- Task to complete: Return the listing below in full, with every line exactly as it is.

- Record list:
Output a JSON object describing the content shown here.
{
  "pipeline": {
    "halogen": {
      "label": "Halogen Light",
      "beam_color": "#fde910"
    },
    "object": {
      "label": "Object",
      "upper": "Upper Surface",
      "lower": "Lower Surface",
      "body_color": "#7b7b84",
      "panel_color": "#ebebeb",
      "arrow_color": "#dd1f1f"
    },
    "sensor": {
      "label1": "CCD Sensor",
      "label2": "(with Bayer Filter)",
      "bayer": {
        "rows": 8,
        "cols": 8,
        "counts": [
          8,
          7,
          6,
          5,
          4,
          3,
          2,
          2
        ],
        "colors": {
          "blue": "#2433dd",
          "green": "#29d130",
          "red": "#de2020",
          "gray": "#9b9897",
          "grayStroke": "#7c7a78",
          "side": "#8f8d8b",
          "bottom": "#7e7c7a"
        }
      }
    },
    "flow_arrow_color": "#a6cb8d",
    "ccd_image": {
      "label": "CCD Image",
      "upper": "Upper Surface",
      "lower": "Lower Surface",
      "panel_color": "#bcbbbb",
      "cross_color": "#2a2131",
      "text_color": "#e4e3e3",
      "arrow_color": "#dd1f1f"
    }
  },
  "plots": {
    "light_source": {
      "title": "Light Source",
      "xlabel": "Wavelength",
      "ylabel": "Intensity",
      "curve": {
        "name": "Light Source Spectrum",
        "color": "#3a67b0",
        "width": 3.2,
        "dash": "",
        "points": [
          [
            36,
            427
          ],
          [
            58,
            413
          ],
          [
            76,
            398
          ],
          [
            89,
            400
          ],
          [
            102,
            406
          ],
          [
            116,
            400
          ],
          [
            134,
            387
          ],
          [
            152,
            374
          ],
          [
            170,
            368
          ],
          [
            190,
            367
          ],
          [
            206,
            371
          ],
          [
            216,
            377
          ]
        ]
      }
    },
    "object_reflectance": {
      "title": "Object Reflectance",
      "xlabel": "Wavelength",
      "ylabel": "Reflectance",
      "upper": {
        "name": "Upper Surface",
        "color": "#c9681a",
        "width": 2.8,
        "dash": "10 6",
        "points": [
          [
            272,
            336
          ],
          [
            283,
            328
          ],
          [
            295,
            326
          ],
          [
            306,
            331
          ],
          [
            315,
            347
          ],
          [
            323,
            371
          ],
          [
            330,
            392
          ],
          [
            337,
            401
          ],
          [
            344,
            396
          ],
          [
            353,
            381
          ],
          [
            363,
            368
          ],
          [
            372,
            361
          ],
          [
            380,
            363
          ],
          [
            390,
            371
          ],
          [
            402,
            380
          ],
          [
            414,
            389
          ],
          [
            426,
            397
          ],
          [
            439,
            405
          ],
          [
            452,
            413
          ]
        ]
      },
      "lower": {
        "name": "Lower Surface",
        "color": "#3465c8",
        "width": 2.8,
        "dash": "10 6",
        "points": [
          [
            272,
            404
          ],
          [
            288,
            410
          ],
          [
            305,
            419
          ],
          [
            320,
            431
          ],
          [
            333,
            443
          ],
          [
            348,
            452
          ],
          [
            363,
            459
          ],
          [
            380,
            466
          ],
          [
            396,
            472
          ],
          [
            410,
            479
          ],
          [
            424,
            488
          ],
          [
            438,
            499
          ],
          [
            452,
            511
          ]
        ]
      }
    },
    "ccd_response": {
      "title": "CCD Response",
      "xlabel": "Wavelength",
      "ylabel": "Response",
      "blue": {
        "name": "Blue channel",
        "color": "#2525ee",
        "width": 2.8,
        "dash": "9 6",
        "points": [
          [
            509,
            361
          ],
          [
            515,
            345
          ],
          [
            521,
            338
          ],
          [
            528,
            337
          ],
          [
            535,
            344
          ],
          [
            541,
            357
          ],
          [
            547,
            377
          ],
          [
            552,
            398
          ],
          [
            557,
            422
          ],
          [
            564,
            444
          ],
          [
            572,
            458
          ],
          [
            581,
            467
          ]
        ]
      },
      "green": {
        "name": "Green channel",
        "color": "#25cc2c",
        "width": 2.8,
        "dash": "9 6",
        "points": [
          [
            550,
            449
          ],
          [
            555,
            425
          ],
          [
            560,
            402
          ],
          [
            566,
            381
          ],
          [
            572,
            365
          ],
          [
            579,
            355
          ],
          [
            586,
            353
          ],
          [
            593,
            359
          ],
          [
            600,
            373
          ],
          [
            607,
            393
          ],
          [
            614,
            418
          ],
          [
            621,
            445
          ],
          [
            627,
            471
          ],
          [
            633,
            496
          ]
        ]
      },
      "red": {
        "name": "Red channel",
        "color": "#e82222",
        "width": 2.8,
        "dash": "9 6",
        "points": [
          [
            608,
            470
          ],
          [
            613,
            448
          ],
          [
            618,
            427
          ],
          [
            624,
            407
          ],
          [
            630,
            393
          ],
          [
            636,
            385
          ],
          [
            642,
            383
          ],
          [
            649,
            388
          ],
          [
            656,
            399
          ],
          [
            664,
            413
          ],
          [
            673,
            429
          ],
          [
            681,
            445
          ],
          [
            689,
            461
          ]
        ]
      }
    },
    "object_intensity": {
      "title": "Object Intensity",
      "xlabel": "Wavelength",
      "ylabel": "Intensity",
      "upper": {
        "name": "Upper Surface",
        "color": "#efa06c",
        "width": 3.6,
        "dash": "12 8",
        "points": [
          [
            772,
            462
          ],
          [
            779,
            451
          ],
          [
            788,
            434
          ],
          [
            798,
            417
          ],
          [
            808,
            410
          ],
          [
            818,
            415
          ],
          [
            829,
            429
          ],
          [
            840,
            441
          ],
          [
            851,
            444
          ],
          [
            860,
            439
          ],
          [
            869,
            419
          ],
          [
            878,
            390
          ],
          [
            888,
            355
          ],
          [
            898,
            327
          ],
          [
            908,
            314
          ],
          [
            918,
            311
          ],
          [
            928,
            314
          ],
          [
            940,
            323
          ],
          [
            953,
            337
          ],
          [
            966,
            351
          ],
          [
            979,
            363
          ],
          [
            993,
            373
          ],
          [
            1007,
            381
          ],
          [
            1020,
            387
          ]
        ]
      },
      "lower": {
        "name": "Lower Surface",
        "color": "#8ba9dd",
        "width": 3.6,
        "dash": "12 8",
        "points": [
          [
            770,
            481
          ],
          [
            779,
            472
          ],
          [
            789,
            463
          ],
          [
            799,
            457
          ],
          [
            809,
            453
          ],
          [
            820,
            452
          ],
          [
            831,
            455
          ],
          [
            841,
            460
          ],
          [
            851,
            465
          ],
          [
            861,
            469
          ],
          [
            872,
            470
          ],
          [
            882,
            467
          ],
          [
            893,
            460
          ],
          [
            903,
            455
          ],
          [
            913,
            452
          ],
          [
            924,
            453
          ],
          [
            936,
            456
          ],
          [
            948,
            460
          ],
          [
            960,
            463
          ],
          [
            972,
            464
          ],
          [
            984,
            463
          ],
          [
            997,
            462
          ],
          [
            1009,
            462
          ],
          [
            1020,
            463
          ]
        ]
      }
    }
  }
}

- Output for this task:
Output a JSON object describing the content shown here.
{
  "pipeline": {
    "halogen": {
      "label": "Halogen Light",
      "beam_color": "#fde910"
    },
    "object": {
      "label": "Object",
      "upper": "Upper Surface",
      "lower": "Lower Surface",
      "body_color": "#7b7b84",
      "panel_color": "#ebebeb",
      "arrow_color": "#dd1f1f"
    },
    "sensor": {
      "label1": "CCD Sensor",
      "label2": "(with Bayer Filter)",
      "bayer": {
        "rows": 8,
        "cols": 8,
        "counts": [
          8,
          7,
          6,
          5,
          4,
          3,
          2,
          2
        ],
        "colors": {
          "blue": "#2433dd",
          "green": "#29d130",
          "red": "#de2020",
          "gray": "#9b9897",
          "grayStroke": "#7c7a78",
          "side": "#8f8d8b",
          "bottom": "#7e7c7a"
        }
      }
    },
    "flow_arrow_color": "#a6cb8d",
    "ccd_image": {
      "label": "CCD Image",
      "upper": "Upper Surface",
      "lower": "Lower Surface",
      "panel_color": "#bcbbbb",
      "cross_color": "#2a2131",
      "text_color": "#e4e3e3",
      "arrow_color": "#dd1f1f"
    }
  },
  "plots": {
    "light_source": {
      "title": "Light Source",
      "xlabel": "Wavelength",
      "ylabel": "Intensity",
      "curve": {
        "name": "Light Source Spectrum",
        "color": "#3a67b0",
        "width": 3.2,
        "dash": "",
        "points": [
          [
            36,
            427
          ],
          [
            58,
            413
          ],
          [
            76,
            398
          ],
          [
            89,
            400
          ],
          [
            102,
            406
          ],
          [
            116,
            400
          ],
          [
            134,
            387
          ],
          [
            152,
            374
          ],
          [
            170,
            368
          ],
          [
            190,
            367
          ],
          [
            206,
            371
          ],
          [
            216,
            377
          ]
        ]
      }
    },
    "object_reflectance": {
      "title": "Object Reflectance",
      "xlabel": "Wavelength",
      "ylabel": "Reflectance",
      "upper": {
        "name": "Upper Surface",
        "color": "#c9681a",
        "width": 2.8,
        "dash": "10 6",
        "points": [
          [
            272,
            336
          ],
          [
            283,
            328
          ],
          [
            295,
            326
          ],
          [
            306,
            331
          ],
          [
            315,
            347
          ],
          [
            323,
            371
          ],
          [
            330,
            392
          ],
          [
            337,
            401
          ],
          [
            344,
            396
          ],
          [
            353,
            381
          ],
          [
            363,
            368
          ],
          [
            372,
            361
          ],
          [
            380,
            363
          ],
          [
            390,
            371
          ],
          [
            402,
            380
          ],
          [
            414,
            389
          ],
          [
            426,
            397
          ],
          [
            439,
            405
          ],
          [
            452,
            413
          ]
        ]
      },
      "lower": {
        "name": "Lower Surface",
        "color": "#3465c8",
        "width": 2.8,
        "dash": "10 6",
        "points": [
          [
            272,
            404
          ],
          [
            288,
            410
          ],
          [
            305,
            419
          ],
          [
            320,
            431
          ],
          [
            333,
            443
          ],
          [
            348,
            452
          ],
          [
            363,
            459
          ],
          [
            380,
            466
          ],
          [
            396,
            472
          ],
          [
            410,
            479
          ],
          [
            424,
            488
          ],
          [
            438,
            499
          ],
          [
            452,
            511
          ]
        ]
      }
    },
    "ccd_response": {
      "title": "CCD Response",
      "xlabel": "Wavelength",
      "ylabel": "Response",
      "blue": {
        "name": "Blue channel",
        "color": "#2525ee",
        "width": 2.8,
        "dash": "9 6",
        "points": [
          [
            509,
            361
          ],
          [
            515,
            345
          ],
          [
            521,
            338
          ],
          [
            528,
            337
          ],
          [
            535,
            344
          ],
          [
            541,
            357
          ],
          [
            547,
            377
          ],
          [
            552,
            398
          ],
          [
            557,
            422
          ],
          [
            564,
            444
          ],
          [
            572,
            458
          ],
          [
            581,
            467
          ]
        ]
      },
      "green": {
        "name": "Green channel",
        "color": "#25cc2c",
        "width": 2.8,
        "dash": "9 6",
        "points": [
          [
            550,
            449
          ],
          [
            555,
            425
          ],
          [
            560,
            402
          ],
          [
            566,
            381
          ],
          [
            572,
            365
          ],
          [
            579,
            355
          ],
          [
            586,
            353
          ],
          [
            593,
            359
          ],
          [
            600,
            373
          ],
          [
            607,
            393
          ],
          [
            614,
            418
          ],
          [
            621,
            445
          ],
          [
            627,
            471
          ],
          [
            633,
            496
          ]
        ]
      },
      "red": {
        "name": "Red channel",
        "color": "#e82222",
        "width": 2.8,
        "dash": "9 6",
        "points": [
          [
            608,
            470
          ],
          [
            613,
            448
          ],
          [
            618,
            427
          ],
          [
            624,
            407
          ],
          [
            630,
            393
          ],
          [
            636,
            385
          ],
          [
            642,
            383
          ],
          [
            649,
            388
          ],
          [
            656,
            399
          ],
          [
            664,
            413
          ],
          [
            673,
            429
          ],
          [
            681,
            445
          ],
          [
            689,
            461
          ]
        ]
      }
    },
    "object_intensity": {
      "title": "Object Intensity",
      "xlabel": "Wavelength",
      "ylabel": "Intensity",
      "upper": {
        "name": "Upper Surface",
        "color": "#efa06c",
        "width": 3.6,
        "dash": "12 8",
        "points": [
          [
            772,
            462
          ],
          [
            779,
            451
          ],
          [
            788,
            434
          ],
          [
            798,
            417
          ],
          [
            808,
            410
          ],
          [
            818,
            415
          ],
          [
            829,
            429
          ],
          [
            840,
            441
          ],
          [
            851,
            444
          ],
          [
            860,
            439
          ],
          [
            869,
            419
          ],
          [
            878,
            390
          ],
          [
            888,
            355
          ],
          [
            898,
            327
          ],
          [
            908,
            314
          ],
          [
            918,
            311
          ],
          [
            928,
            314
          ],
          [
            940,
            323
          ],
          [
            953,
            337
          ],
          [
            966,
            351
          ],
          [
            979,
            363
          ],
          [
            993,
            373
          ],
          [
            1007,
            381
          ],
          [
            1020,
            387
          ]
        ]
      },
      "lower": {
        "name": "Lower Surface",
        "color": "#8ba9dd",
        "width": 3.6,
        "dash": "12 8",
        "points": [
          [
            770,
            481
          ],
          [
            779,
            472
          ],
          [
            789,
            463
          ],
          [
            799,
            457
          ],
          [
            809,
            453
          ],
          [
            820,
            452
          ],
          [
            831,
            455
          ],
          [
            841,
            460
          ],
          [
            851,
            465
          ],
          [
            861,
            469
          ],
          [
            872,
            470
          ],
          [
            882,
            467
          ],
          [
            893,
            460
          ],
          [
            903,
            455
          ],
          [
            913,
            452
          ],
          [
            924,
            453
          ],
          [
            936,
            456
          ],
          [
            948,
            460
          ],
          [
            960,
            463
          ],
          [
            972,
            464
          ],
          [
            984,
            463
          ],
          [
            997,
            462
          ],
          [
            1009,
            462
          ],
          [
            1020,
            463
          ]
        ]
      }
    }
  }
}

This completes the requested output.